> **The request**:
Records follow. Copy every line with "image".

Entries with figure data

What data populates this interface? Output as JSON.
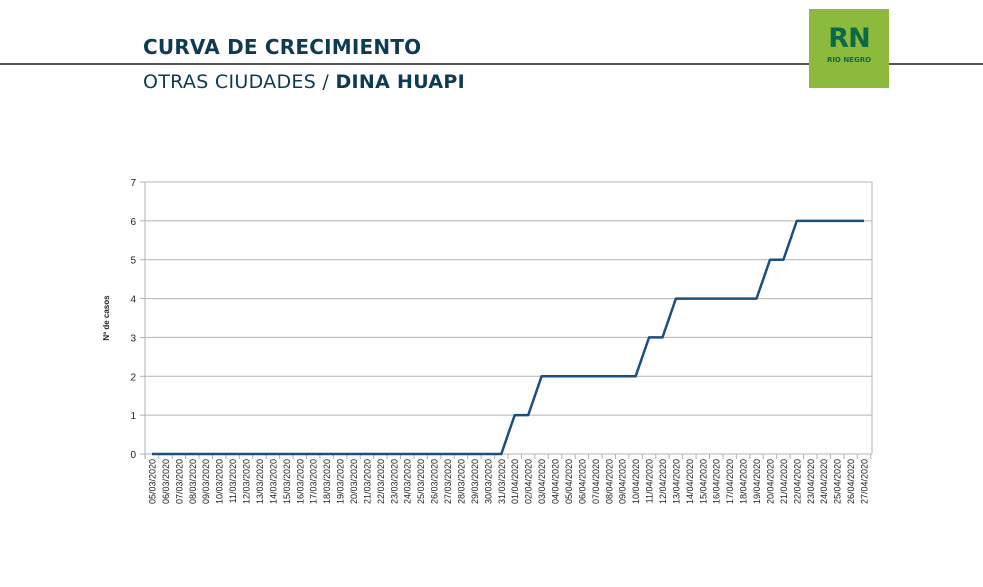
{
  "header": {
    "title": "CURVA DE CRECIMIENTO",
    "subtitle_prefix": "OTRAS CIUDADES / ",
    "subtitle_city": "DINA HUAPI"
  },
  "logo": {
    "main": "RN",
    "sub": "RIO NEGRO",
    "bg_color": "#8cba3c",
    "fg_color": "#0b6a45"
  },
  "chart_data": {
    "type": "line",
    "title": "",
    "xlabel": "",
    "ylabel": "Nº de casos",
    "ylim": [
      0,
      7
    ],
    "yticks": [
      0,
      1,
      2,
      3,
      4,
      5,
      6,
      7
    ],
    "grid": true,
    "legend": null,
    "line_color": "#1a4f7e",
    "categories": [
      "05/03/2020",
      "06/03/2020",
      "07/03/2020",
      "08/03/2020",
      "09/03/2020",
      "10/03/2020",
      "11/03/2020",
      "12/03/2020",
      "13/03/2020",
      "14/03/2020",
      "15/03/2020",
      "16/03/2020",
      "17/03/2020",
      "18/03/2020",
      "19/03/2020",
      "20/03/2020",
      "21/03/2020",
      "22/03/2020",
      "23/03/2020",
      "24/03/2020",
      "25/03/2020",
      "26/03/2020",
      "27/03/2020",
      "28/03/2020",
      "29/03/2020",
      "30/03/2020",
      "31/03/2020",
      "01/04/2020",
      "02/04/2020",
      "03/04/2020",
      "04/04/2020",
      "05/04/2020",
      "06/04/2020",
      "07/04/2020",
      "08/04/2020",
      "09/04/2020",
      "10/04/2020",
      "11/04/2020",
      "12/04/2020",
      "13/04/2020",
      "14/04/2020",
      "15/04/2020",
      "16/04/2020",
      "17/04/2020",
      "18/04/2020",
      "19/04/2020",
      "20/04/2020",
      "21/04/2020",
      "22/04/2020",
      "23/04/2020",
      "24/04/2020",
      "25/04/2020",
      "26/04/2020",
      "27/04/2020"
    ],
    "series": [
      {
        "name": "Nº de casos",
        "values": [
          0,
          0,
          0,
          0,
          0,
          0,
          0,
          0,
          0,
          0,
          0,
          0,
          0,
          0,
          0,
          0,
          0,
          0,
          0,
          0,
          0,
          0,
          0,
          0,
          0,
          0,
          0,
          1,
          1,
          2,
          2,
          2,
          2,
          2,
          2,
          2,
          2,
          3,
          3,
          4,
          4,
          4,
          4,
          4,
          4,
          4,
          5,
          5,
          6,
          6,
          6,
          6,
          6,
          6
        ]
      }
    ]
  }
}
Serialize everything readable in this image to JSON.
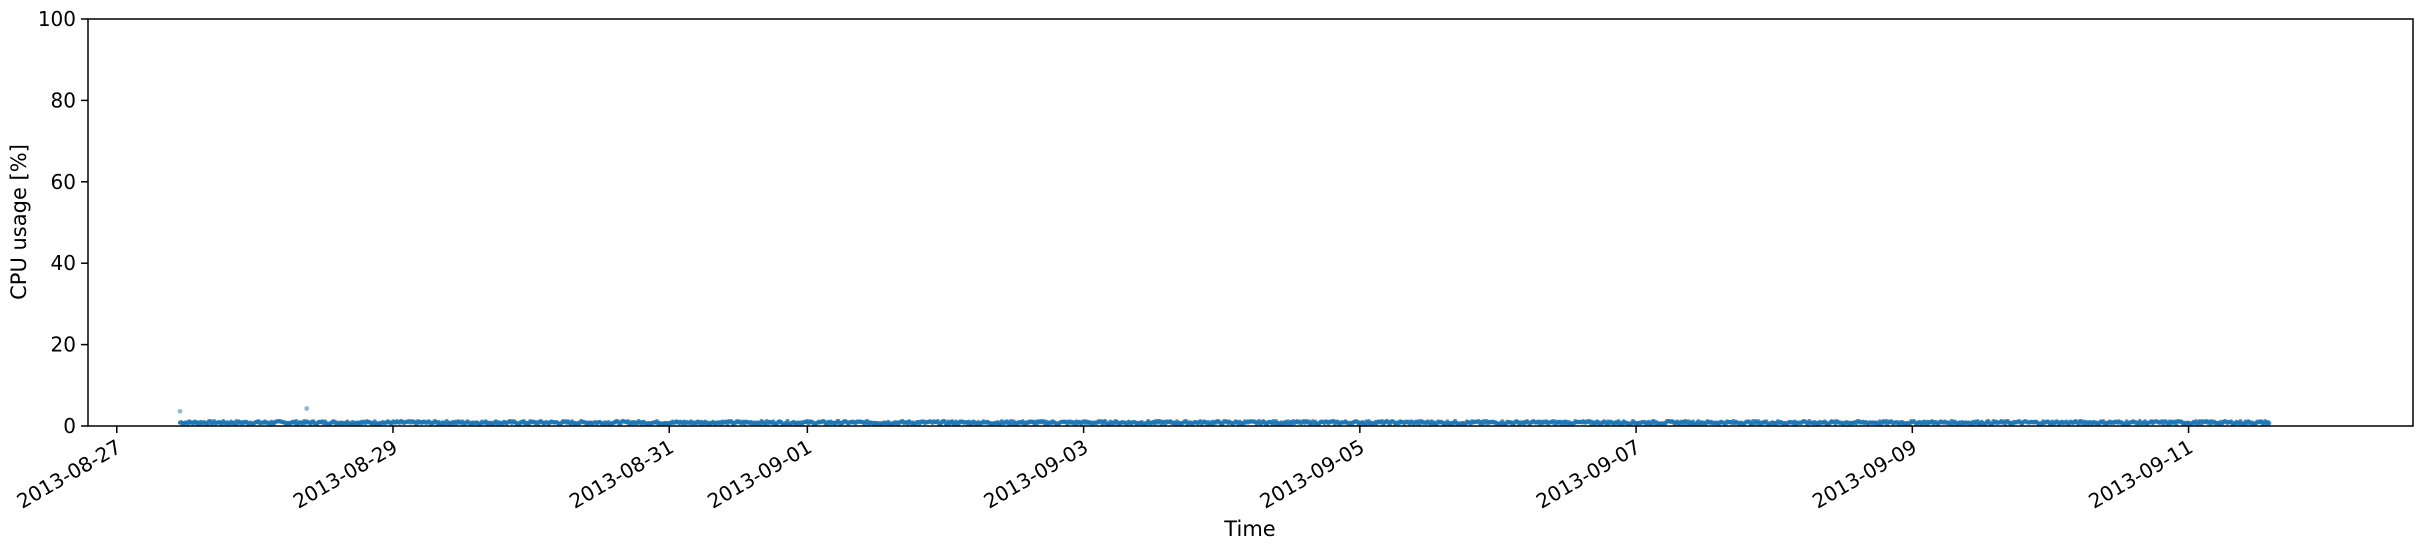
{
  "chart_data": {
    "type": "scatter",
    "title": "",
    "xlabel": "Time",
    "ylabel": "CPU usage [%]",
    "ylim": [
      0,
      100
    ],
    "yticks": [
      0,
      20,
      40,
      60,
      80,
      100
    ],
    "xlim": [
      "2013-08-26T19:00:00",
      "2013-09-12T15:00:00"
    ],
    "xticks": [
      "2013-08-27",
      "2013-08-29",
      "2013-08-31",
      "2013-09-01",
      "2013-09-03",
      "2013-09-05",
      "2013-09-07",
      "2013-09-09",
      "2013-09-11"
    ],
    "series": [
      {
        "name": "CPU usage",
        "color": "#1f77b4",
        "start": "2013-08-27T11:00:00",
        "end": "2013-09-11T14:00:00",
        "baseline_range": [
          0.5,
          1.2
        ],
        "outliers": [
          {
            "x": "2013-08-27T11:00:00",
            "y": 3.6
          },
          {
            "x": "2013-08-28T09:00:00",
            "y": 4.3
          }
        ]
      }
    ]
  }
}
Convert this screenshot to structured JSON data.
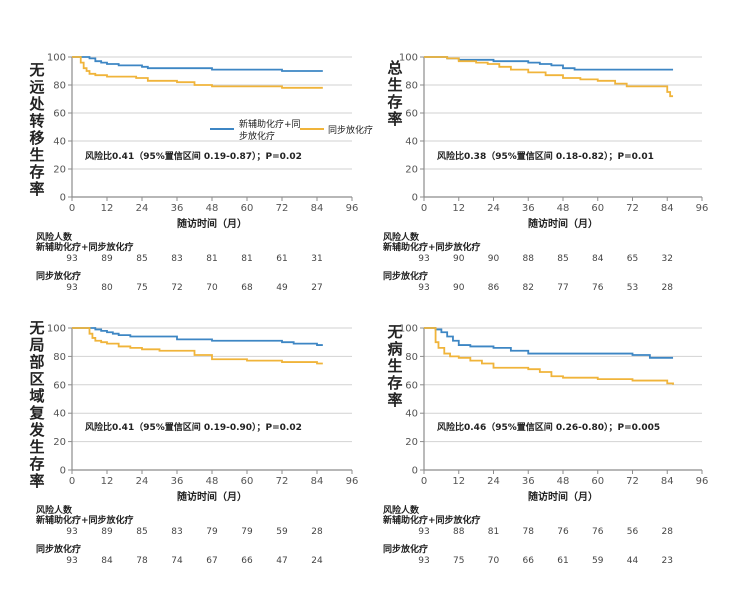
{
  "colors": {
    "blue": "#3d86c4",
    "orange": "#f0b43a",
    "axis": "#8c8c8c",
    "grid": "#d2d2d2"
  },
  "legend": {
    "series1": "新辅助化疗+同步放化疗",
    "series2": "同步放化疗"
  },
  "risk_label": "风险人数",
  "chart_data": [
    {
      "type": "line",
      "title": "无远处转移生存率",
      "title_chars": [
        "无",
        "远",
        "处",
        "转",
        "移",
        "生",
        "存",
        "率"
      ],
      "xlabel": "随访时间（月）",
      "xticks": [
        0,
        12,
        24,
        36,
        48,
        60,
        72,
        84,
        96
      ],
      "yticks": [
        0,
        20,
        40,
        60,
        80,
        100
      ],
      "xlim": [
        0,
        96
      ],
      "ylim": [
        0,
        100
      ],
      "annotation": "风险比0.41（95%置信区间 0.19-0.87）；P=0.02",
      "show_legend": true,
      "series": [
        {
          "name": "新辅助化疗+同步放化疗",
          "color": "#3d86c4",
          "x": [
            0,
            6,
            8,
            10,
            12,
            16,
            24,
            26,
            48,
            72,
            86
          ],
          "y": [
            100,
            99,
            97,
            96,
            95,
            94,
            93,
            92,
            91,
            90,
            90
          ]
        },
        {
          "name": "同步放化疗",
          "color": "#f0b43a",
          "x": [
            0,
            3,
            4,
            5,
            6,
            8,
            12,
            18,
            22,
            26,
            36,
            42,
            48,
            60,
            72,
            84,
            86
          ],
          "y": [
            100,
            96,
            92,
            90,
            88,
            87,
            86,
            86,
            85,
            83,
            82,
            80,
            79,
            79,
            78,
            78,
            78
          ]
        }
      ],
      "risk_table": {
        "x": [
          0,
          12,
          24,
          36,
          48,
          60,
          72,
          84
        ],
        "rows": [
          {
            "label": "新辅助化疗+同步放化疗",
            "values": [
              "93",
              "89",
              "85",
              "83",
              "81",
              "81",
              "61",
              "31"
            ]
          },
          {
            "label": "同步放化疗",
            "values": [
              "93",
              "80",
              "75",
              "72",
              "70",
              "68",
              "49",
              "27"
            ]
          }
        ]
      }
    },
    {
      "type": "line",
      "title": "总生存率",
      "title_chars": [
        "总",
        "生",
        "存",
        "率"
      ],
      "xlabel": "随访时间（月）",
      "xticks": [
        0,
        12,
        24,
        36,
        48,
        60,
        72,
        84,
        96
      ],
      "yticks": [
        0,
        20,
        40,
        60,
        80,
        100
      ],
      "xlim": [
        0,
        96
      ],
      "ylim": [
        0,
        100
      ],
      "annotation": "风险比0.38（95%置信区间 0.18-0.82）；P=0.01",
      "show_legend": false,
      "series": [
        {
          "name": "新辅助化疗+同步放化疗",
          "color": "#3d86c4",
          "x": [
            0,
            8,
            12,
            18,
            24,
            30,
            36,
            40,
            44,
            48,
            52,
            56,
            60,
            72,
            86
          ],
          "y": [
            100,
            99,
            98,
            98,
            97,
            97,
            96,
            95,
            94,
            92,
            91,
            91,
            91,
            91,
            91
          ]
        },
        {
          "name": "同步放化疗",
          "color": "#f0b43a",
          "x": [
            0,
            8,
            12,
            18,
            22,
            26,
            30,
            36,
            42,
            48,
            54,
            60,
            66,
            70,
            82,
            84,
            85,
            86
          ],
          "y": [
            100,
            99,
            97,
            96,
            95,
            93,
            91,
            89,
            87,
            85,
            84,
            83,
            81,
            79,
            79,
            75,
            72,
            72
          ]
        }
      ],
      "risk_table": {
        "x": [
          0,
          12,
          24,
          36,
          48,
          60,
          72,
          84
        ],
        "rows": [
          {
            "label": "新辅助化疗+同步放化疗",
            "values": [
              "93",
              "90",
              "90",
              "88",
              "85",
              "84",
              "65",
              "32"
            ]
          },
          {
            "label": "同步放化疗",
            "values": [
              "93",
              "90",
              "86",
              "82",
              "77",
              "76",
              "53",
              "28"
            ]
          }
        ]
      }
    },
    {
      "type": "line",
      "title": "无局部区域复发生存率",
      "title_chars": [
        "无",
        "局",
        "部",
        "区",
        "域",
        "复",
        "发",
        "生",
        "存",
        "率"
      ],
      "xlabel": "随访时间（月）",
      "xticks": [
        0,
        12,
        24,
        36,
        48,
        60,
        72,
        84,
        96
      ],
      "yticks": [
        0,
        20,
        40,
        60,
        80,
        100
      ],
      "xlim": [
        0,
        96
      ],
      "ylim": [
        0,
        100
      ],
      "annotation": "风险比0.41（95%置信区间 0.19-0.90）；P=0.02",
      "show_legend": false,
      "series": [
        {
          "name": "新辅助化疗+同步放化疗",
          "color": "#3d86c4",
          "x": [
            0,
            8,
            10,
            12,
            14,
            16,
            20,
            24,
            36,
            48,
            60,
            72,
            76,
            84,
            86
          ],
          "y": [
            100,
            99,
            98,
            97,
            96,
            95,
            94,
            94,
            92,
            91,
            91,
            90,
            89,
            88,
            88
          ]
        },
        {
          "name": "同步放化疗",
          "color": "#f0b43a",
          "x": [
            0,
            6,
            7,
            8,
            10,
            12,
            16,
            20,
            24,
            30,
            36,
            42,
            48,
            60,
            72,
            84,
            86
          ],
          "y": [
            100,
            96,
            93,
            91,
            90,
            89,
            87,
            86,
            85,
            84,
            84,
            81,
            78,
            77,
            76,
            75,
            75
          ]
        }
      ],
      "risk_table": {
        "x": [
          0,
          12,
          24,
          36,
          48,
          60,
          72,
          84
        ],
        "rows": [
          {
            "label": "新辅助化疗+同步放化疗",
            "values": [
              "93",
              "89",
              "85",
              "83",
              "79",
              "79",
              "59",
              "28"
            ]
          },
          {
            "label": "同步放化疗",
            "values": [
              "93",
              "84",
              "78",
              "74",
              "67",
              "66",
              "47",
              "24"
            ]
          }
        ]
      }
    },
    {
      "type": "line",
      "title": "无病生存率",
      "title_chars": [
        "无",
        "病",
        "生",
        "存",
        "率"
      ],
      "xlabel": "随访时间（月）",
      "xticks": [
        0,
        12,
        24,
        36,
        48,
        60,
        72,
        84,
        96
      ],
      "yticks": [
        0,
        20,
        40,
        60,
        80,
        100
      ],
      "xlim": [
        0,
        96
      ],
      "ylim": [
        0,
        100
      ],
      "annotation": "风险比0.46（95%置信区间 0.26-0.80）；P=0.005",
      "show_legend": false,
      "series": [
        {
          "name": "新辅助化疗+同步放化疗",
          "color": "#3d86c4",
          "x": [
            0,
            4,
            6,
            8,
            10,
            12,
            16,
            24,
            30,
            36,
            48,
            60,
            72,
            78,
            86
          ],
          "y": [
            100,
            99,
            97,
            94,
            91,
            88,
            87,
            86,
            84,
            82,
            82,
            82,
            81,
            79,
            79
          ]
        },
        {
          "name": "同步放化疗",
          "color": "#f0b43a",
          "x": [
            0,
            4,
            5,
            7,
            9,
            12,
            16,
            20,
            24,
            36,
            40,
            44,
            48,
            60,
            72,
            84,
            86
          ],
          "y": [
            100,
            90,
            86,
            82,
            80,
            79,
            77,
            75,
            72,
            71,
            69,
            66,
            65,
            64,
            63,
            61,
            60
          ]
        }
      ],
      "risk_table": {
        "x": [
          0,
          12,
          24,
          36,
          48,
          60,
          72,
          84
        ],
        "rows": [
          {
            "label": "新辅助化疗+同步放化疗",
            "values": [
              "93",
              "88",
              "81",
              "78",
              "76",
              "76",
              "56",
              "28"
            ]
          },
          {
            "label": "同步放化疗",
            "values": [
              "93",
              "75",
              "70",
              "66",
              "61",
              "59",
              "44",
              "23"
            ]
          }
        ]
      }
    }
  ]
}
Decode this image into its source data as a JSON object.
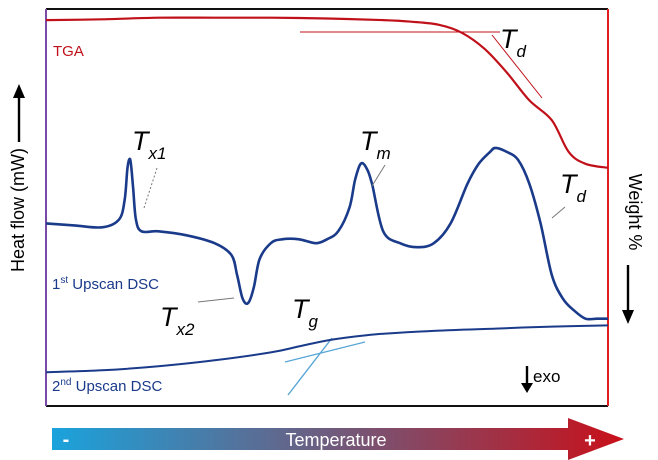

> **Final result**:
Serialize everything readable in this image to JSON.
Decode this image into its source data as a JSON object.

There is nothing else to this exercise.